■ Supplied data

★ ★ ★ ★

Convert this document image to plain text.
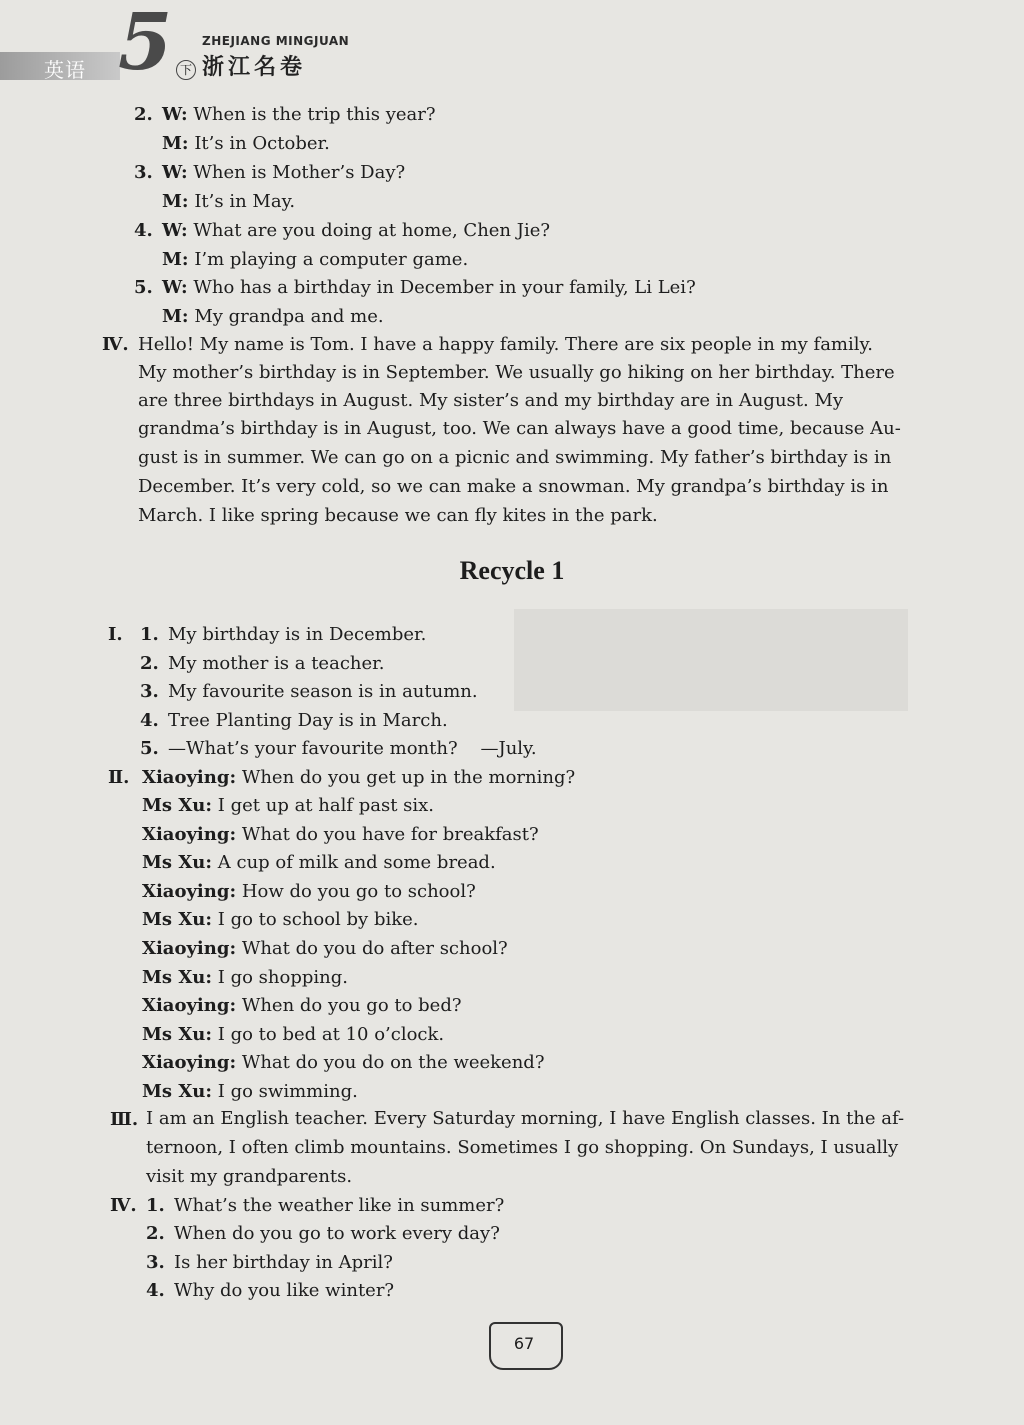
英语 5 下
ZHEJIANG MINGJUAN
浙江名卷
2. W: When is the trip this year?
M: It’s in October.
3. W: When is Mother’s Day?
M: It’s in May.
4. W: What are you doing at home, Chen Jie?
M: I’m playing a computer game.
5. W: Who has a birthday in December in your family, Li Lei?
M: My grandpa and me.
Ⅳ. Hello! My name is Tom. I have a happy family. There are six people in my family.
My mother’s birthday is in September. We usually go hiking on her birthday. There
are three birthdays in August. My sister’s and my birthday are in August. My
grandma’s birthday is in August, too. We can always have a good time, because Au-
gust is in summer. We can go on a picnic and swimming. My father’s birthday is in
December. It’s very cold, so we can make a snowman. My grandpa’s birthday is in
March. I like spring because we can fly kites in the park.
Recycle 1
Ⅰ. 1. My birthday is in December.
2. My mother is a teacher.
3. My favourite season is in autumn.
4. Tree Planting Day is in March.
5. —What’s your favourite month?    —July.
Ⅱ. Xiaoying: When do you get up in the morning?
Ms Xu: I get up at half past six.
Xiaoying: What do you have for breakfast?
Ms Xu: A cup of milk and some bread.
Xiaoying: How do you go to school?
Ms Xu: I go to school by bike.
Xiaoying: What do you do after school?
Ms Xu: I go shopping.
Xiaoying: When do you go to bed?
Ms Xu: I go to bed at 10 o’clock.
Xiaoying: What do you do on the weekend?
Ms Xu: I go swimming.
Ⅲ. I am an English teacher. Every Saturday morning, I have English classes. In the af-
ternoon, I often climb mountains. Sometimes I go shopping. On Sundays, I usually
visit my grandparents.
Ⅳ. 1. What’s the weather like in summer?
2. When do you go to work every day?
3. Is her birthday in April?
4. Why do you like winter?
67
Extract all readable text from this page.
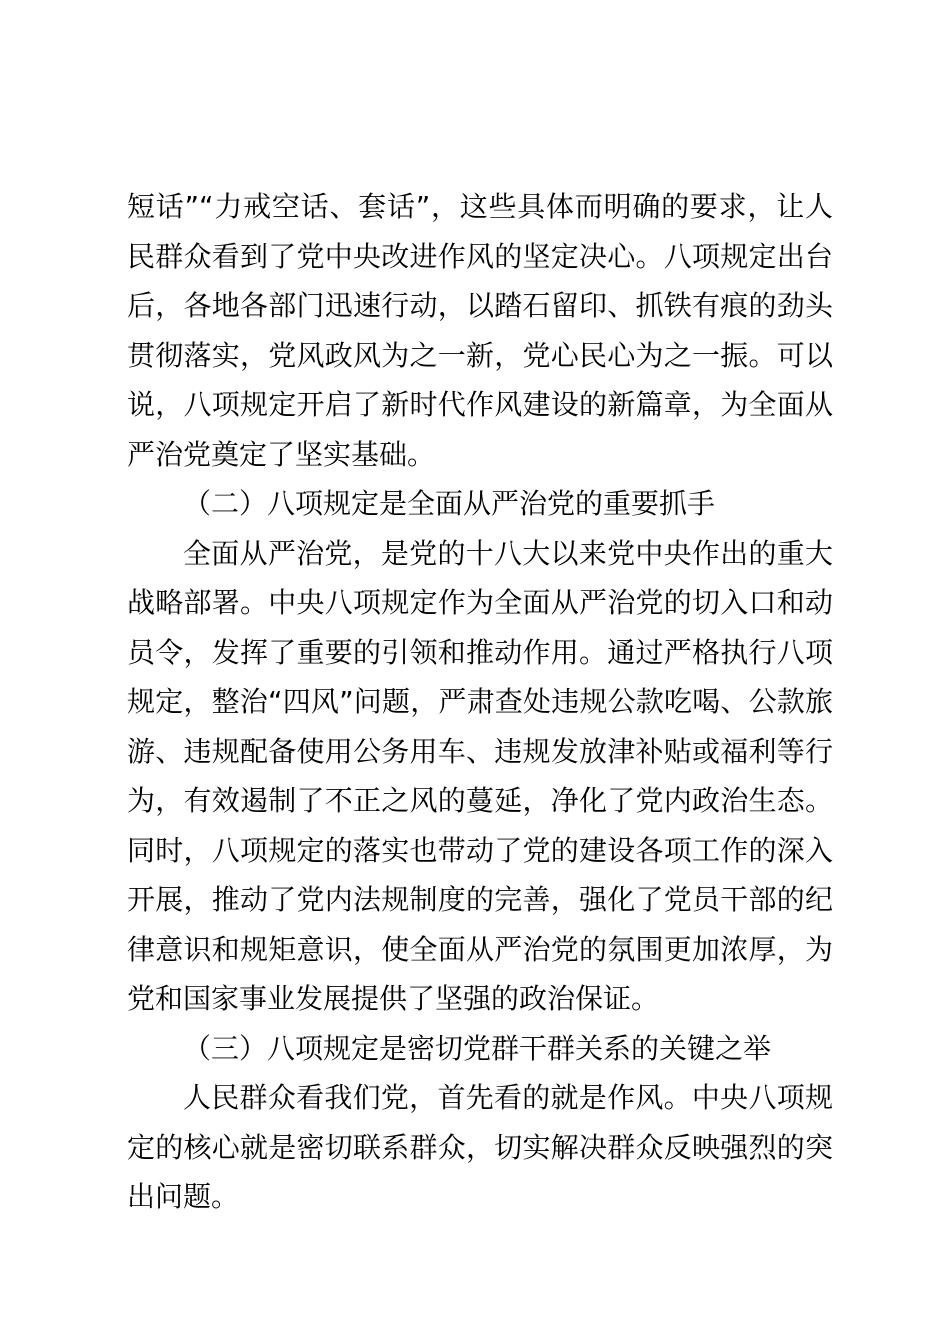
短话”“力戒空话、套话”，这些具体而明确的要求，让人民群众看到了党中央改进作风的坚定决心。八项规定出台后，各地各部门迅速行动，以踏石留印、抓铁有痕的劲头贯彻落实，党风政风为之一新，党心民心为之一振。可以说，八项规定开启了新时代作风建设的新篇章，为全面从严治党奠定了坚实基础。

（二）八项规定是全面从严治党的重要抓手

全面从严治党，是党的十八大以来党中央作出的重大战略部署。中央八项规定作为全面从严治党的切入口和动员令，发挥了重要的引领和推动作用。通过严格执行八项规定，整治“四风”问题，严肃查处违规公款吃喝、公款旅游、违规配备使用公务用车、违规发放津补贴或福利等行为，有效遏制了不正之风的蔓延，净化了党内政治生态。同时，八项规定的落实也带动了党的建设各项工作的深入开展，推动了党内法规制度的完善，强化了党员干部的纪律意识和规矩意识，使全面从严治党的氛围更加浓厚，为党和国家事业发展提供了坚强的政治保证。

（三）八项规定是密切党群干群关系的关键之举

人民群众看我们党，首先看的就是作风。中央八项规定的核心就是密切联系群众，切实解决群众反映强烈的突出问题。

★ ★ ★ ★

■ Written problem
List each line holding the string "text".

■ Solution
Convert this document image to plain text.
Extract all readable text from this page.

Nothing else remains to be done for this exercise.